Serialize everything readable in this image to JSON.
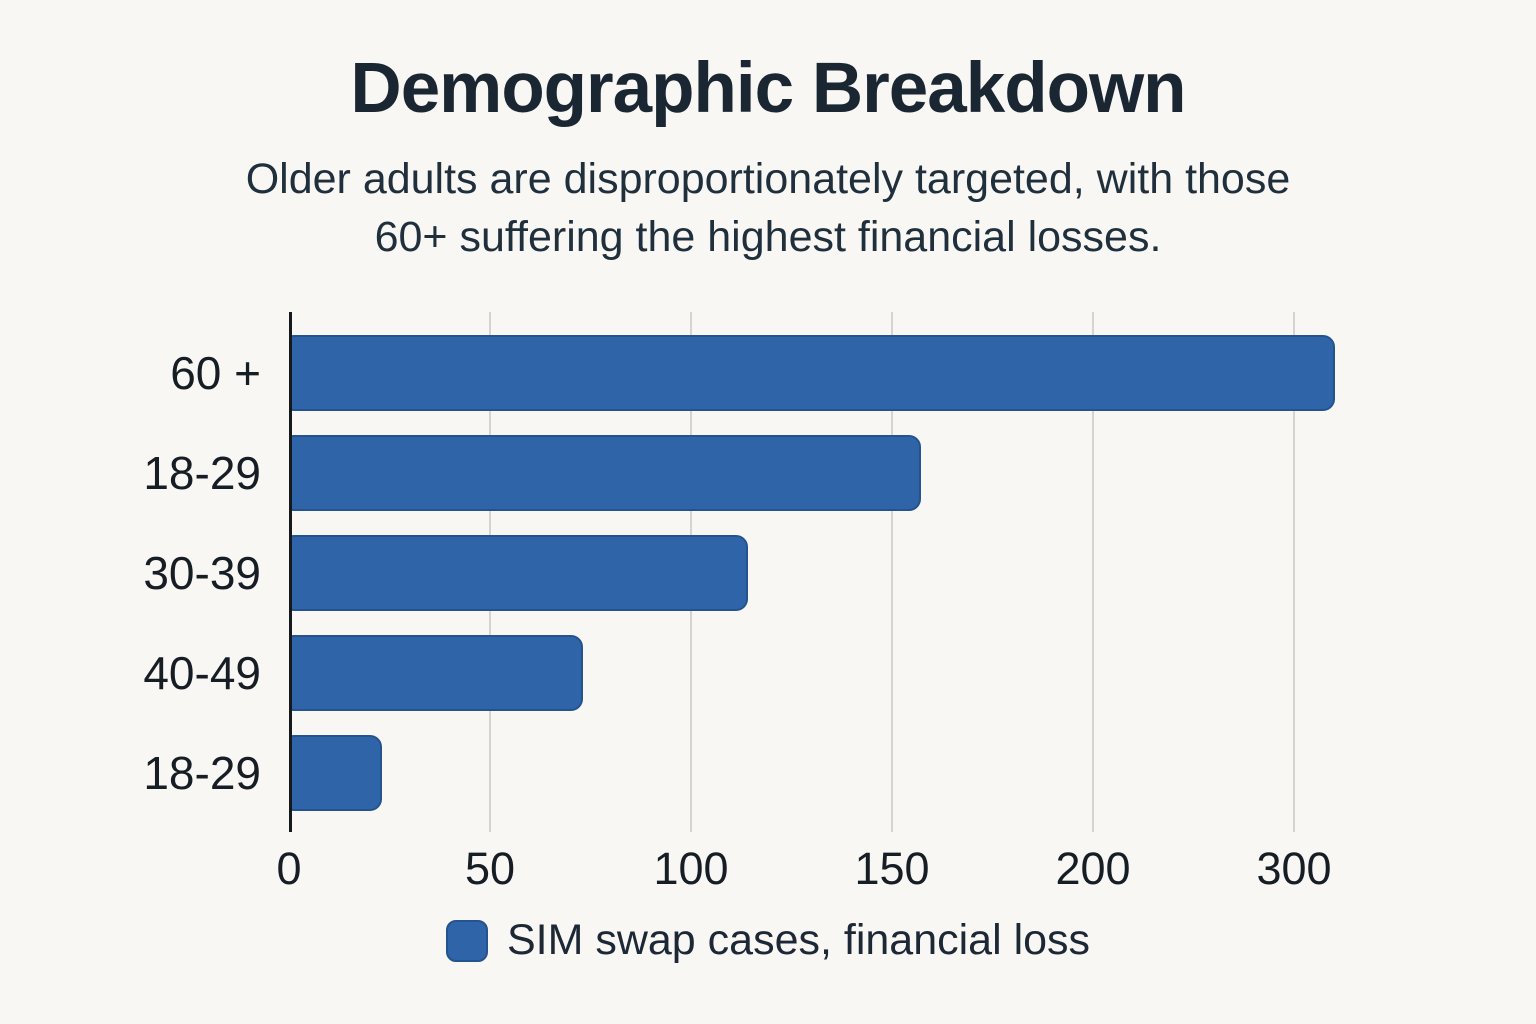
{
  "page": {
    "background_color": "#f8f7f4"
  },
  "header": {
    "title": "Demographic Breakdown",
    "subtitle_lines": [
      "Older adults are disproportionately targeted, with those",
      "60+ suffering the highest financial losses."
    ]
  },
  "legend": {
    "label": "SIM swap cases, financial loss",
    "swatch_color": "#2f64a8",
    "swatch_border_color": "#24538f"
  },
  "colors": {
    "bar_fill": "#2f64a8",
    "bar_border": "#24538f",
    "title_text": "#1a2732",
    "axis_text": "#161d24",
    "gridline": "#d5d4d1",
    "axis_line": "#15191d"
  },
  "chart_data": {
    "type": "bar",
    "orientation": "horizontal",
    "title": "Demographic Breakdown",
    "categories": [
      "60 +",
      "18-29",
      "30-39",
      "40-49",
      "18-29"
    ],
    "values": [
      320,
      157,
      114,
      73,
      23
    ],
    "series_name": "SIM swap cases, financial loss",
    "x_tick_labels": [
      "0",
      "50",
      "100",
      "150",
      "200",
      "300"
    ],
    "x_tick_values": [
      0,
      50,
      100,
      150,
      200,
      300
    ],
    "axis_note": "tick labels as printed on the image; gridline spacing is uniform even though the last label jumps from 200 to 300",
    "grid": "vertical-gridlines-on",
    "legend_position": "bottom",
    "bar_color": "#2f64a8"
  }
}
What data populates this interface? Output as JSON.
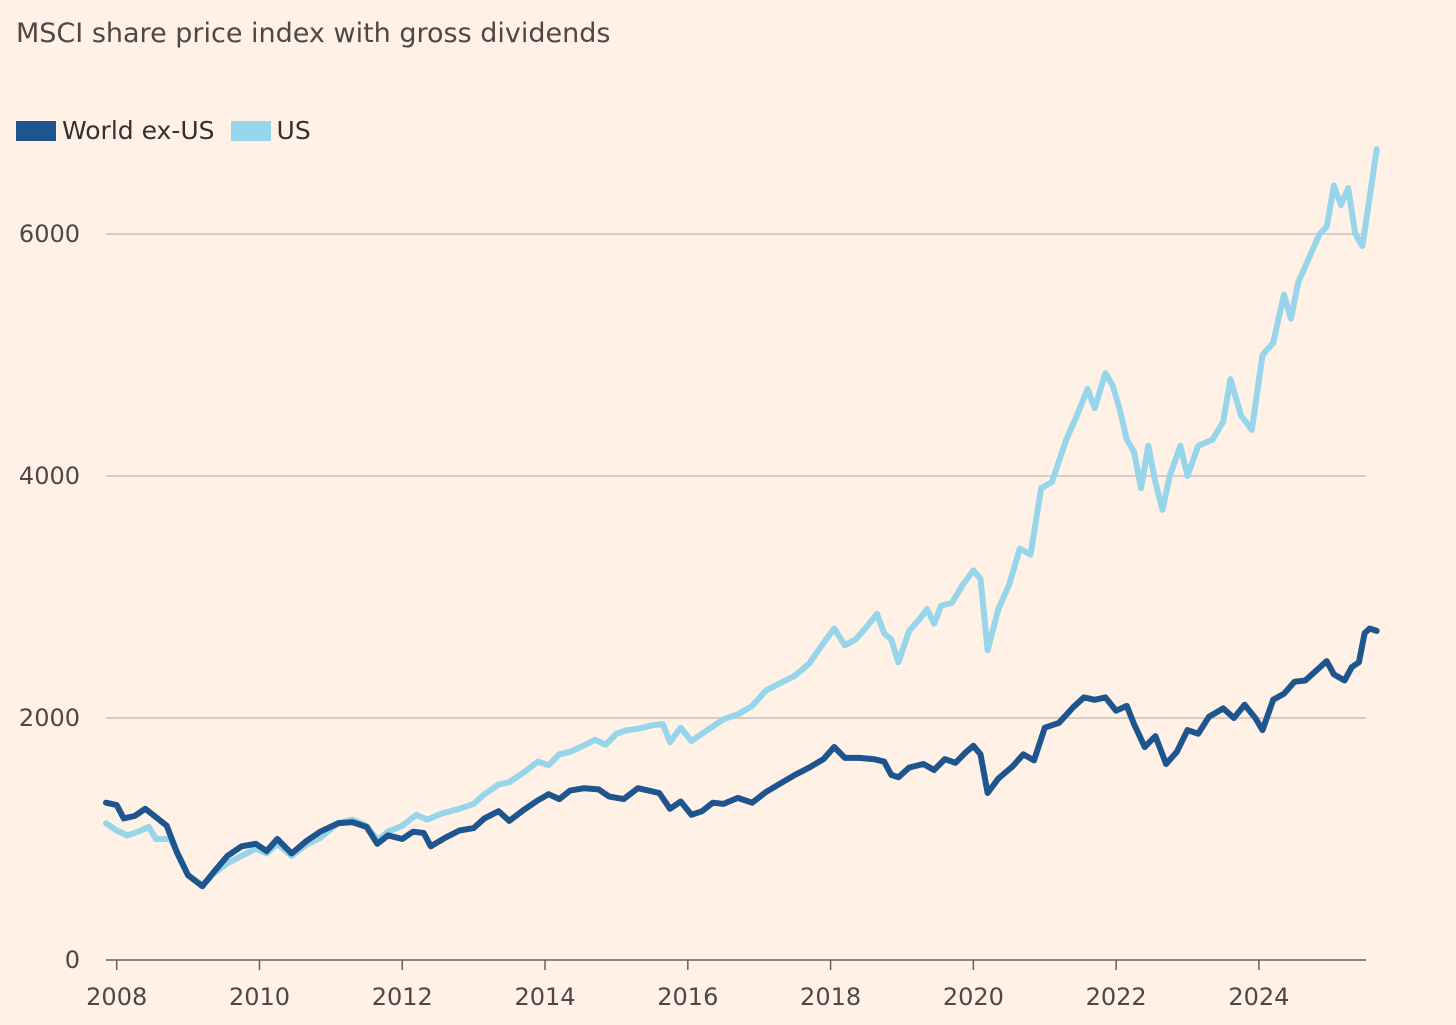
{
  "chart_data": {
    "type": "line",
    "subtitle": "MSCI share price index with gross dividends",
    "xlabel": "",
    "ylabel": "",
    "xlim": [
      2007.85,
      2025.5
    ],
    "ylim": [
      0,
      7000
    ],
    "y_ticks": [
      {
        "value": 0,
        "label": "0"
      },
      {
        "value": 2000,
        "label": "2000"
      },
      {
        "value": 4000,
        "label": "4000"
      },
      {
        "value": 6000,
        "label": "6000"
      }
    ],
    "x_ticks": [
      {
        "value": 2008,
        "label": "2008"
      },
      {
        "value": 2010,
        "label": "2010"
      },
      {
        "value": 2012,
        "label": "2012"
      },
      {
        "value": 2014,
        "label": "2014"
      },
      {
        "value": 2016,
        "label": "2016"
      },
      {
        "value": 2018,
        "label": "2018"
      },
      {
        "value": 2020,
        "label": "2020"
      },
      {
        "value": 2022,
        "label": "2022"
      },
      {
        "value": 2024,
        "label": "2024"
      }
    ],
    "grid": true,
    "legend_position": "top-left",
    "series": [
      {
        "name": "World ex-US",
        "color": "#1e558f",
        "points": [
          [
            2007.85,
            1300
          ],
          [
            2008.0,
            1280
          ],
          [
            2008.1,
            1170
          ],
          [
            2008.25,
            1190
          ],
          [
            2008.4,
            1250
          ],
          [
            2008.55,
            1180
          ],
          [
            2008.7,
            1110
          ],
          [
            2008.85,
            880
          ],
          [
            2009.0,
            700
          ],
          [
            2009.2,
            610
          ],
          [
            2009.35,
            720
          ],
          [
            2009.55,
            860
          ],
          [
            2009.75,
            940
          ],
          [
            2009.95,
            960
          ],
          [
            2010.1,
            900
          ],
          [
            2010.25,
            1000
          ],
          [
            2010.45,
            880
          ],
          [
            2010.65,
            980
          ],
          [
            2010.85,
            1060
          ],
          [
            2011.1,
            1130
          ],
          [
            2011.3,
            1140
          ],
          [
            2011.5,
            1100
          ],
          [
            2011.65,
            960
          ],
          [
            2011.8,
            1030
          ],
          [
            2012.0,
            1000
          ],
          [
            2012.15,
            1060
          ],
          [
            2012.3,
            1050
          ],
          [
            2012.4,
            940
          ],
          [
            2012.6,
            1010
          ],
          [
            2012.8,
            1070
          ],
          [
            2013.0,
            1090
          ],
          [
            2013.15,
            1170
          ],
          [
            2013.35,
            1230
          ],
          [
            2013.5,
            1150
          ],
          [
            2013.7,
            1240
          ],
          [
            2013.9,
            1320
          ],
          [
            2014.05,
            1370
          ],
          [
            2014.2,
            1330
          ],
          [
            2014.35,
            1400
          ],
          [
            2014.55,
            1420
          ],
          [
            2014.75,
            1410
          ],
          [
            2014.9,
            1350
          ],
          [
            2015.1,
            1330
          ],
          [
            2015.3,
            1420
          ],
          [
            2015.45,
            1400
          ],
          [
            2015.6,
            1380
          ],
          [
            2015.75,
            1250
          ],
          [
            2015.9,
            1310
          ],
          [
            2016.05,
            1200
          ],
          [
            2016.2,
            1230
          ],
          [
            2016.35,
            1300
          ],
          [
            2016.5,
            1290
          ],
          [
            2016.7,
            1340
          ],
          [
            2016.9,
            1300
          ],
          [
            2017.1,
            1390
          ],
          [
            2017.3,
            1460
          ],
          [
            2017.5,
            1530
          ],
          [
            2017.7,
            1590
          ],
          [
            2017.9,
            1660
          ],
          [
            2018.05,
            1760
          ],
          [
            2018.2,
            1670
          ],
          [
            2018.4,
            1670
          ],
          [
            2018.6,
            1660
          ],
          [
            2018.75,
            1640
          ],
          [
            2018.85,
            1530
          ],
          [
            2018.95,
            1510
          ],
          [
            2019.1,
            1590
          ],
          [
            2019.3,
            1620
          ],
          [
            2019.45,
            1570
          ],
          [
            2019.6,
            1660
          ],
          [
            2019.75,
            1630
          ],
          [
            2019.9,
            1720
          ],
          [
            2020.0,
            1770
          ],
          [
            2020.1,
            1700
          ],
          [
            2020.2,
            1380
          ],
          [
            2020.35,
            1500
          ],
          [
            2020.55,
            1600
          ],
          [
            2020.7,
            1700
          ],
          [
            2020.85,
            1650
          ],
          [
            2021.0,
            1920
          ],
          [
            2021.2,
            1960
          ],
          [
            2021.4,
            2090
          ],
          [
            2021.55,
            2170
          ],
          [
            2021.7,
            2150
          ],
          [
            2021.85,
            2170
          ],
          [
            2022.0,
            2060
          ],
          [
            2022.15,
            2100
          ],
          [
            2022.25,
            1950
          ],
          [
            2022.4,
            1760
          ],
          [
            2022.55,
            1850
          ],
          [
            2022.7,
            1620
          ],
          [
            2022.85,
            1720
          ],
          [
            2023.0,
            1900
          ],
          [
            2023.15,
            1870
          ],
          [
            2023.3,
            2010
          ],
          [
            2023.5,
            2080
          ],
          [
            2023.65,
            2000
          ],
          [
            2023.8,
            2110
          ],
          [
            2023.95,
            2000
          ],
          [
            2024.05,
            1900
          ],
          [
            2024.2,
            2150
          ],
          [
            2024.35,
            2200
          ],
          [
            2024.5,
            2300
          ],
          [
            2024.65,
            2310
          ],
          [
            2024.8,
            2390
          ],
          [
            2024.95,
            2470
          ],
          [
            2025.05,
            2360
          ],
          [
            2025.2,
            2310
          ],
          [
            2025.3,
            2420
          ],
          [
            2025.4,
            2460
          ],
          [
            2025.48,
            2700
          ],
          [
            2025.55,
            2740
          ],
          [
            2025.65,
            2720
          ]
        ]
      },
      {
        "name": "US",
        "color": "#96d5ea",
        "points": [
          [
            2007.85,
            1130
          ],
          [
            2008.0,
            1070
          ],
          [
            2008.15,
            1030
          ],
          [
            2008.3,
            1060
          ],
          [
            2008.45,
            1100
          ],
          [
            2008.55,
            1000
          ],
          [
            2008.75,
            1000
          ],
          [
            2008.9,
            830
          ],
          [
            2009.0,
            700
          ],
          [
            2009.2,
            620
          ],
          [
            2009.35,
            710
          ],
          [
            2009.55,
            800
          ],
          [
            2009.75,
            860
          ],
          [
            2009.95,
            920
          ],
          [
            2010.1,
            880
          ],
          [
            2010.25,
            960
          ],
          [
            2010.45,
            860
          ],
          [
            2010.65,
            950
          ],
          [
            2010.85,
            1010
          ],
          [
            2011.1,
            1130
          ],
          [
            2011.3,
            1160
          ],
          [
            2011.5,
            1110
          ],
          [
            2011.65,
            990
          ],
          [
            2011.8,
            1060
          ],
          [
            2012.0,
            1110
          ],
          [
            2012.2,
            1200
          ],
          [
            2012.35,
            1160
          ],
          [
            2012.55,
            1210
          ],
          [
            2012.8,
            1250
          ],
          [
            2013.0,
            1290
          ],
          [
            2013.15,
            1370
          ],
          [
            2013.35,
            1450
          ],
          [
            2013.5,
            1470
          ],
          [
            2013.7,
            1550
          ],
          [
            2013.9,
            1640
          ],
          [
            2014.05,
            1610
          ],
          [
            2014.2,
            1700
          ],
          [
            2014.35,
            1720
          ],
          [
            2014.5,
            1760
          ],
          [
            2014.7,
            1820
          ],
          [
            2014.85,
            1780
          ],
          [
            2015.0,
            1870
          ],
          [
            2015.15,
            1900
          ],
          [
            2015.3,
            1910
          ],
          [
            2015.5,
            1940
          ],
          [
            2015.65,
            1950
          ],
          [
            2015.75,
            1800
          ],
          [
            2015.9,
            1920
          ],
          [
            2016.05,
            1810
          ],
          [
            2016.2,
            1870
          ],
          [
            2016.35,
            1930
          ],
          [
            2016.5,
            1990
          ],
          [
            2016.7,
            2030
          ],
          [
            2016.9,
            2100
          ],
          [
            2017.1,
            2230
          ],
          [
            2017.3,
            2290
          ],
          [
            2017.5,
            2350
          ],
          [
            2017.7,
            2450
          ],
          [
            2017.9,
            2620
          ],
          [
            2018.05,
            2740
          ],
          [
            2018.2,
            2600
          ],
          [
            2018.35,
            2650
          ],
          [
            2018.5,
            2750
          ],
          [
            2018.65,
            2860
          ],
          [
            2018.75,
            2700
          ],
          [
            2018.85,
            2650
          ],
          [
            2018.95,
            2460
          ],
          [
            2019.1,
            2720
          ],
          [
            2019.25,
            2820
          ],
          [
            2019.35,
            2900
          ],
          [
            2019.45,
            2780
          ],
          [
            2019.55,
            2930
          ],
          [
            2019.7,
            2950
          ],
          [
            2019.85,
            3100
          ],
          [
            2020.0,
            3220
          ],
          [
            2020.1,
            3150
          ],
          [
            2020.2,
            2560
          ],
          [
            2020.35,
            2900
          ],
          [
            2020.5,
            3100
          ],
          [
            2020.65,
            3400
          ],
          [
            2020.8,
            3350
          ],
          [
            2020.95,
            3900
          ],
          [
            2021.1,
            3950
          ],
          [
            2021.3,
            4300
          ],
          [
            2021.45,
            4500
          ],
          [
            2021.6,
            4720
          ],
          [
            2021.7,
            4560
          ],
          [
            2021.85,
            4850
          ],
          [
            2021.95,
            4750
          ],
          [
            2022.05,
            4550
          ],
          [
            2022.15,
            4300
          ],
          [
            2022.25,
            4200
          ],
          [
            2022.35,
            3900
          ],
          [
            2022.45,
            4250
          ],
          [
            2022.55,
            3950
          ],
          [
            2022.65,
            3720
          ],
          [
            2022.75,
            4000
          ],
          [
            2022.9,
            4250
          ],
          [
            2023.0,
            4000
          ],
          [
            2023.15,
            4250
          ],
          [
            2023.35,
            4300
          ],
          [
            2023.5,
            4450
          ],
          [
            2023.6,
            4800
          ],
          [
            2023.75,
            4500
          ],
          [
            2023.9,
            4380
          ],
          [
            2024.05,
            5000
          ],
          [
            2024.2,
            5100
          ],
          [
            2024.35,
            5500
          ],
          [
            2024.45,
            5300
          ],
          [
            2024.55,
            5600
          ],
          [
            2024.7,
            5800
          ],
          [
            2024.85,
            6000
          ],
          [
            2024.95,
            6060
          ],
          [
            2025.05,
            6400
          ],
          [
            2025.15,
            6240
          ],
          [
            2025.25,
            6380
          ],
          [
            2025.35,
            6000
          ],
          [
            2025.45,
            5900
          ],
          [
            2025.55,
            6300
          ],
          [
            2025.65,
            6700
          ]
        ]
      }
    ]
  }
}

§ Objective
What is the number of lines in the data above that include the word "cases"? Answer with that number only.

§ Solution to this problem
2